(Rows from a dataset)
::::

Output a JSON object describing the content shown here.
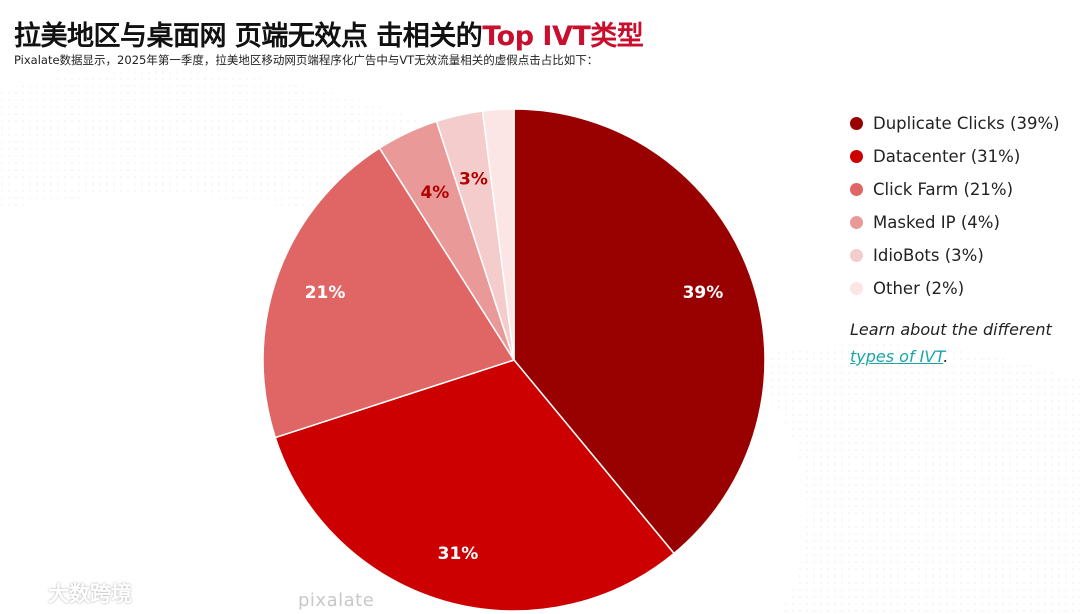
{
  "header": {
    "title_main": "拉美地区与桌面网 页端无效点 击相关的",
    "title_accent": "Top IVT类型",
    "subtitle": "Pixalate数据显示，2025年第一季度，拉美地区移动网页端程序化广告中与VT无效流量相关的虚假点击占比如下："
  },
  "chart_data": {
    "type": "pie",
    "title": "拉美地区与桌面网 页端无效点 击相关的Top IVT类型",
    "slices": [
      {
        "label": "Duplicate Clicks",
        "legend": "Duplicate Clicks (39%)",
        "value": 39,
        "display": "39%",
        "color": "#990000",
        "label_color": "#ffffff"
      },
      {
        "label": "Datacenter",
        "legend": "Datacenter (31%)",
        "value": 31,
        "display": "31%",
        "color": "#cc0000",
        "label_color": "#ffffff"
      },
      {
        "label": "Click Farm",
        "legend": "Click Farm (21%)",
        "value": 21,
        "display": "21%",
        "color": "#e06666",
        "label_color": "#ffffff"
      },
      {
        "label": "Masked IP",
        "legend": "Masked IP (4%)",
        "value": 4,
        "display": "4%",
        "color": "#ea9999",
        "label_color": "#b00000"
      },
      {
        "label": "IdioBots",
        "legend": "IdioBots (3%)",
        "value": 3,
        "display": "3%",
        "color": "#f4cccc",
        "label_color": "#b00000"
      },
      {
        "label": "Other",
        "legend": "Other (2%)",
        "value": 2,
        "display": "",
        "color": "#fbe5e5",
        "label_color": "#b00000"
      }
    ],
    "legend_position": "right"
  },
  "learn": {
    "text": "Learn about the different",
    "link_text": "types of IVT",
    "suffix": ".",
    "link_color": "#1ba5a7"
  },
  "brand": {
    "bottom_text": "pixalate",
    "watermark_text": "大数跨境"
  }
}
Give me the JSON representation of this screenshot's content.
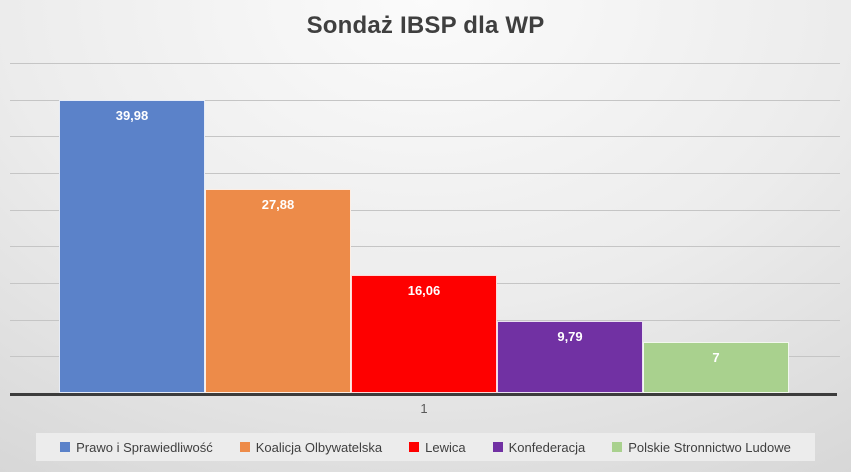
{
  "chart_data": {
    "type": "bar",
    "title": "Sondaż IBSP dla WP",
    "categories": [
      "1"
    ],
    "series": [
      {
        "name": "Prawo i Sprawiedliwość",
        "value": 39.98,
        "label": "39,98",
        "color": "#5b82c9"
      },
      {
        "name": "Koalicja Olbywatelska",
        "value": 27.88,
        "label": "27,88",
        "color": "#ed8b49"
      },
      {
        "name": "Lewica",
        "value": 16.06,
        "label": "16,06",
        "color": "#fe0000"
      },
      {
        "name": "Konfederacja",
        "value": 9.79,
        "label": "9,79",
        "color": "#7131a3"
      },
      {
        "name": "Polskie Stronnictwo Ludowe",
        "value": 7,
        "label": "7",
        "color": "#a9d18e"
      }
    ],
    "xlabel": "",
    "ylabel": "",
    "ylim": [
      0,
      45
    ],
    "gridline_step": 5,
    "grid": "horizontal",
    "legend_position": "bottom",
    "value_label_position": "inside-end",
    "value_label_color": "#ffffff",
    "axis_line_color": "#3c3c3c",
    "gridline_color": "#c5c5c5",
    "title_color": "#3f3f3f"
  }
}
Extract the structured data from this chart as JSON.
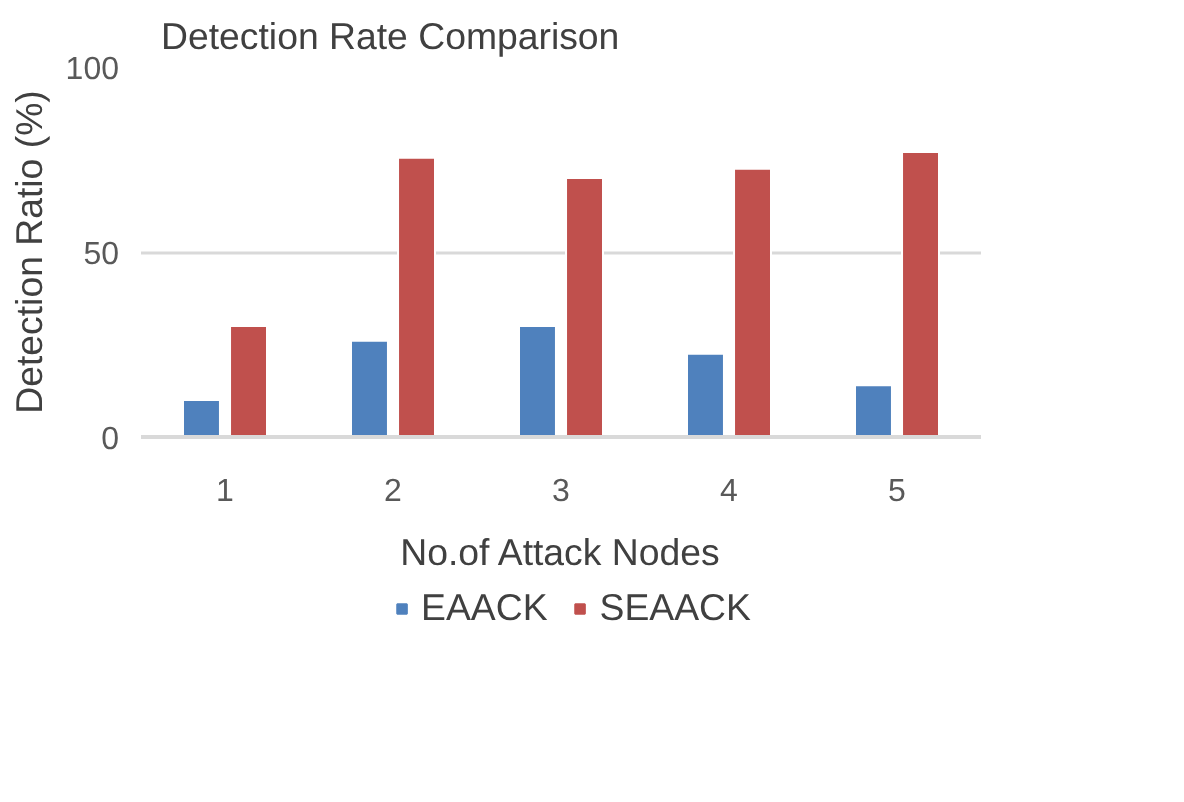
{
  "chart_data": {
    "type": "bar",
    "title": "Detection Rate Comparison",
    "xlabel": "No.of Attack Nodes",
    "ylabel": "Detection Ratio (%)",
    "categories": [
      "1",
      "2",
      "3",
      "4",
      "5"
    ],
    "series": [
      {
        "name": "EAACK",
        "color": "#4f81bd",
        "values": [
          10,
          26,
          30,
          22.5,
          14
        ]
      },
      {
        "name": "SEAACK",
        "color": "#c0504d",
        "values": [
          30,
          75.5,
          70,
          72.5,
          77
        ]
      }
    ],
    "ylim": [
      0,
      100
    ],
    "yticks": [
      0,
      50,
      100
    ],
    "grid": "y",
    "legend": "bottom"
  }
}
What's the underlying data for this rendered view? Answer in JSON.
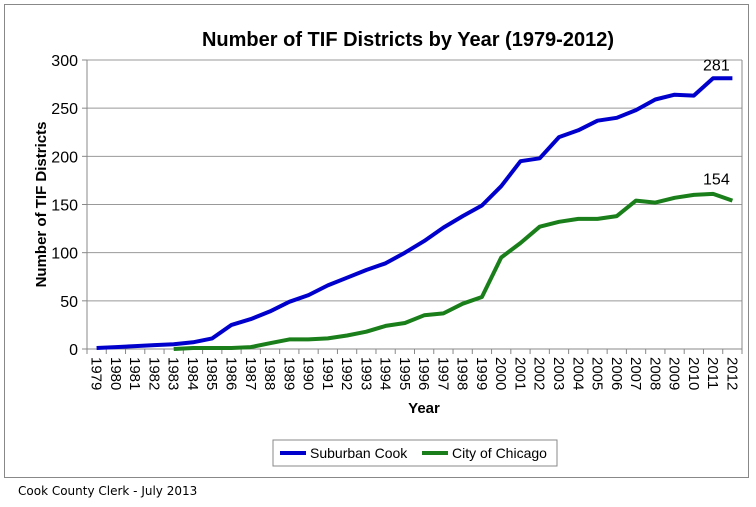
{
  "chart_data": {
    "type": "line",
    "title": "Number of TIF Districts by Year (1979-2012)",
    "xlabel": "Year",
    "ylabel": "Number of TIF Districts",
    "ylim": [
      0,
      300
    ],
    "yticks": [
      0,
      50,
      100,
      150,
      200,
      250,
      300
    ],
    "grid": true,
    "legend": "bottom",
    "x": [
      1979,
      1980,
      1981,
      1982,
      1983,
      1984,
      1985,
      1986,
      1987,
      1988,
      1989,
      1990,
      1991,
      1992,
      1993,
      1994,
      1995,
      1996,
      1997,
      1998,
      1999,
      2000,
      2001,
      2002,
      2003,
      2004,
      2005,
      2006,
      2007,
      2008,
      2009,
      2010,
      2011,
      2012
    ],
    "series": [
      {
        "name": "Suburban Cook",
        "color": "#0000cc",
        "values": [
          1,
          2,
          3,
          4,
          5,
          7,
          11,
          25,
          31,
          39,
          49,
          56,
          66,
          74,
          82,
          89,
          100,
          112,
          126,
          138,
          149,
          169,
          195,
          198,
          220,
          227,
          237,
          240,
          248,
          259,
          264,
          263,
          281,
          281
        ],
        "end_label": "281"
      },
      {
        "name": "City of Chicago",
        "color": "#1a7f1a",
        "values": [
          null,
          null,
          null,
          null,
          0,
          1,
          1,
          1,
          2,
          6,
          10,
          10,
          11,
          14,
          18,
          24,
          27,
          35,
          37,
          47,
          54,
          95,
          110,
          127,
          132,
          135,
          135,
          138,
          154,
          152,
          157,
          160,
          161,
          154
        ],
        "end_label": "154"
      }
    ]
  },
  "footer": "Cook County Clerk - July 2013"
}
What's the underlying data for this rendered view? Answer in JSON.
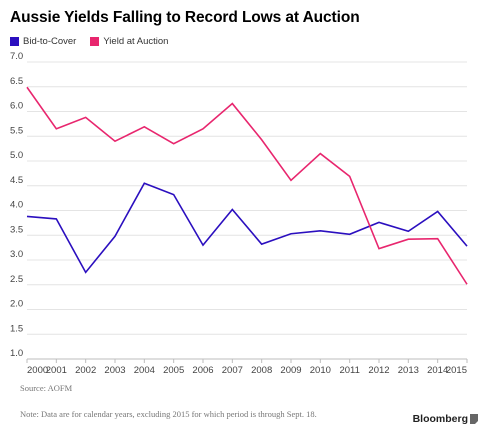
{
  "colors": {
    "series_bid": "#2b0fbf",
    "series_yield": "#e8266e",
    "grid": "#e4e4e4",
    "axis": "#bdbdbd"
  },
  "chart_data": {
    "type": "line",
    "title": "Aussie Yields Falling to Record Lows at Auction",
    "xlabel": "",
    "ylabel": "",
    "x": [
      "2000",
      "2001",
      "2002",
      "2003",
      "2004",
      "2005",
      "2006",
      "2007",
      "2008",
      "2009",
      "2010",
      "2011",
      "2012",
      "2013",
      "2014",
      "2015"
    ],
    "ylim": [
      1.0,
      7.0
    ],
    "yticks": [
      "1.0",
      "1.5",
      "2.0",
      "2.5",
      "3.0",
      "3.5",
      "4.0",
      "4.5",
      "5.0",
      "5.5",
      "6.0",
      "6.5",
      "7.0"
    ],
    "grid": true,
    "legend": "top-left",
    "series": [
      {
        "name": "Bid-to-Cover",
        "color": "#2b0fbf",
        "values": [
          3.88,
          3.83,
          2.75,
          3.48,
          4.55,
          4.32,
          3.3,
          4.02,
          3.32,
          3.53,
          3.59,
          3.52,
          3.76,
          3.58,
          3.98,
          3.28
        ]
      },
      {
        "name": "Yield at Auction",
        "color": "#e8266e",
        "values": [
          6.49,
          5.65,
          5.88,
          5.4,
          5.69,
          5.35,
          5.65,
          6.16,
          5.43,
          4.61,
          5.15,
          4.69,
          3.23,
          3.42,
          3.43,
          2.51
        ]
      }
    ]
  },
  "source": "Source: AOFM",
  "note": "Note: Data are for calendar years, excluding 2015 for which period is through Sept. 18.",
  "brand": "Bloomberg"
}
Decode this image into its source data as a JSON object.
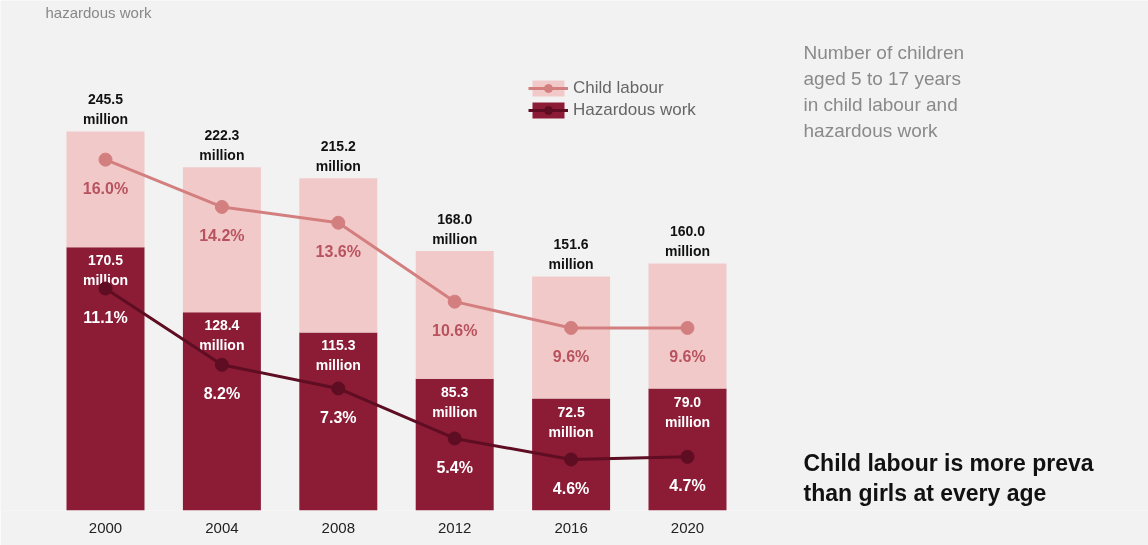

::::

_REQUIREMENT_:
Ignore the images and quote every line of the listing exactly.

_CORRECT RESPONSE_:
Output a JSON object describing the content shown here.
{
  "header": {
    "title_main": "拉美地区与桌面网 页端无效点 击相关的",
    "title_accent": "Top IVT类型",
    "subtitle": "Pixalate数据显示，2025年第一季度，拉美地区移动网页端程序化广告中与VT无效流量相关的虚假点击占比如下："
  },
  "chart_data": {
    "type": "pie",
    "title": "拉美地区与桌面网 页端无效点 击相关的Top IVT类型",
    "slices": [
      {
        "label": "Duplicate Clicks",
        "legend": "Duplicate Clicks (39%)",
        "value": 39,
        "display": "39%",
        "color": "#990000",
        "label_color": "#ffffff"
      },
      {
        "label": "Datacenter",
        "legend": "Datacenter (31%)",
        "value": 31,
        "display": "31%",
        "color": "#cc0000",
        "label_color": "#ffffff"
      },
      {
        "label": "Click Farm",
        "legend": "Click Farm (21%)",
        "value": 21,
        "display": "21%",
        "color": "#e06666",
        "label_color": "#ffffff"
      },
      {
        "label": "Masked IP",
        "legend": "Masked IP (4%)",
        "value": 4,
        "display": "4%",
        "color": "#ea9999",
        "label_color": "#b00000"
      },
      {
        "label": "IdioBots",
        "legend": "IdioBots (3%)",
        "value": 3,
        "display": "3%",
        "color": "#f4cccc",
        "label_color": "#b00000"
      },
      {
        "label": "Other",
        "legend": "Other (2%)",
        "value": 2,
        "display": "",
        "color": "#fbe5e5",
        "label_color": "#b00000"
      }
    ],
    "legend_position": "right"
  },
  "learn": {
    "text": "Learn about the different",
    "link_text": "types of IVT",
    "suffix": ".",
    "link_color": "#1ba5a7"
  },
  "brand": {
    "bottom_text": "pixalate",
    "watermark_text": "大数跨境"
  }
}
Give me the JSON representation of this screenshot's content.
{
  "chart_data": {
    "type": "bar",
    "title": "Sondaż IBSP dla WP",
    "categories": [
      "1"
    ],
    "series": [
      {
        "name": "Prawo i Sprawiedliwość",
        "value": 39.98,
        "label": "39,98",
        "color": "#5b82c9"
      },
      {
        "name": "Koalicja Olbywatelska",
        "value": 27.88,
        "label": "27,88",
        "color": "#ed8b49"
      },
      {
        "name": "Lewica",
        "value": 16.06,
        "label": "16,06",
        "color": "#fe0000"
      },
      {
        "name": "Konfederacja",
        "value": 9.79,
        "label": "9,79",
        "color": "#7131a3"
      },
      {
        "name": "Polskie Stronnictwo Ludowe",
        "value": 7,
        "label": "7",
        "color": "#a9d18e"
      }
    ],
    "xlabel": "",
    "ylabel": "",
    "ylim": [
      0,
      45
    ],
    "gridline_step": 5,
    "grid": "horizontal",
    "legend_position": "bottom",
    "value_label_position": "inside-end",
    "value_label_color": "#ffffff",
    "axis_line_color": "#3c3c3c",
    "gridline_color": "#c5c5c5",
    "title_color": "#3f3f3f"
  }
}
Extract the structured data from this chart as JSON.
{
  "chart_data": {
    "type": "bar",
    "title": "Detection Rate Comparison",
    "xlabel": "No.of Attack Nodes",
    "ylabel": "Detection Ratio (%)",
    "categories": [
      "1",
      "2",
      "3",
      "4",
      "5"
    ],
    "series": [
      {
        "name": "EAACK",
        "color": "#4f81bd",
        "values": [
          10,
          26,
          30,
          22.5,
          14
        ]
      },
      {
        "name": "SEAACK",
        "color": "#c0504d",
        "values": [
          30,
          75.5,
          70,
          72.5,
          77
        ]
      }
    ],
    "ylim": [
      0,
      100
    ],
    "yticks": [
      0,
      50,
      100
    ],
    "grid": "y",
    "legend": "bottom"
  }
}
What's the underlying data for this rendered view? Answer in JSON.
{
  "chart_data": {
    "type": "line",
    "title": "Number of TIF Districts by Year (1979-2012)",
    "xlabel": "Year",
    "ylabel": "Number of TIF Districts",
    "ylim": [
      0,
      300
    ],
    "yticks": [
      0,
      50,
      100,
      150,
      200,
      250,
      300
    ],
    "grid": true,
    "legend": "bottom",
    "x": [
      1979,
      1980,
      1981,
      1982,
      1983,
      1984,
      1985,
      1986,
      1987,
      1988,
      1989,
      1990,
      1991,
      1992,
      1993,
      1994,
      1995,
      1996,
      1997,
      1998,
      1999,
      2000,
      2001,
      2002,
      2003,
      2004,
      2005,
      2006,
      2007,
      2008,
      2009,
      2010,
      2011,
      2012
    ],
    "series": [
      {
        "name": "Suburban Cook",
        "color": "#0000cc",
        "values": [
          1,
          2,
          3,
          4,
          5,
          7,
          11,
          25,
          31,
          39,
          49,
          56,
          66,
          74,
          82,
          89,
          100,
          112,
          126,
          138,
          149,
          169,
          195,
          198,
          220,
          227,
          237,
          240,
          248,
          259,
          264,
          263,
          281,
          281
        ],
        "end_label": "281"
      },
      {
        "name": "City of Chicago",
        "color": "#1a7f1a",
        "values": [
          null,
          null,
          null,
          null,
          0,
          1,
          1,
          1,
          2,
          6,
          10,
          10,
          11,
          14,
          18,
          24,
          27,
          35,
          37,
          47,
          54,
          95,
          110,
          127,
          132,
          135,
          135,
          138,
          154,
          152,
          157,
          160,
          161,
          154
        ],
        "end_label": "154"
      }
    ]
  },
  "footer": "Cook County Clerk - July 2013"
}
What's the underlying data for this rendered view? Answer in JSON.
{
  "colors": {
    "series_bid": "#2b0fbf",
    "series_yield": "#e8266e",
    "grid": "#e4e4e4",
    "axis": "#bdbdbd"
  },
  "chart_data": {
    "type": "line",
    "title": "Aussie Yields Falling to Record Lows at Auction",
    "xlabel": "",
    "ylabel": "",
    "x": [
      "2000",
      "2001",
      "2002",
      "2003",
      "2004",
      "2005",
      "2006",
      "2007",
      "2008",
      "2009",
      "2010",
      "2011",
      "2012",
      "2013",
      "2014",
      "2015"
    ],
    "ylim": [
      1.0,
      7.0
    ],
    "yticks": [
      "1.0",
      "1.5",
      "2.0",
      "2.5",
      "3.0",
      "3.5",
      "4.0",
      "4.5",
      "5.0",
      "5.5",
      "6.0",
      "6.5",
      "7.0"
    ],
    "grid": true,
    "legend": "top-left",
    "series": [
      {
        "name": "Bid-to-Cover",
        "color": "#2b0fbf",
        "values": [
          3.88,
          3.83,
          2.75,
          3.48,
          4.55,
          4.32,
          3.3,
          4.02,
          3.32,
          3.53,
          3.59,
          3.52,
          3.76,
          3.58,
          3.98,
          3.28
        ]
      },
      {
        "name": "Yield at Auction",
        "color": "#e8266e",
        "values": [
          6.49,
          5.65,
          5.88,
          5.4,
          5.69,
          5.35,
          5.65,
          6.16,
          5.43,
          4.61,
          5.15,
          4.69,
          3.23,
          3.42,
          3.43,
          2.51
        ]
      }
    ]
  },
  "source": "Source: AOFM",
  "note": "Note: Data are for calendar years, excluding 2015 for which period is through Sept. 18.",
  "brand": "Bloomberg"
}
Decode this image into its source data as a JSON object.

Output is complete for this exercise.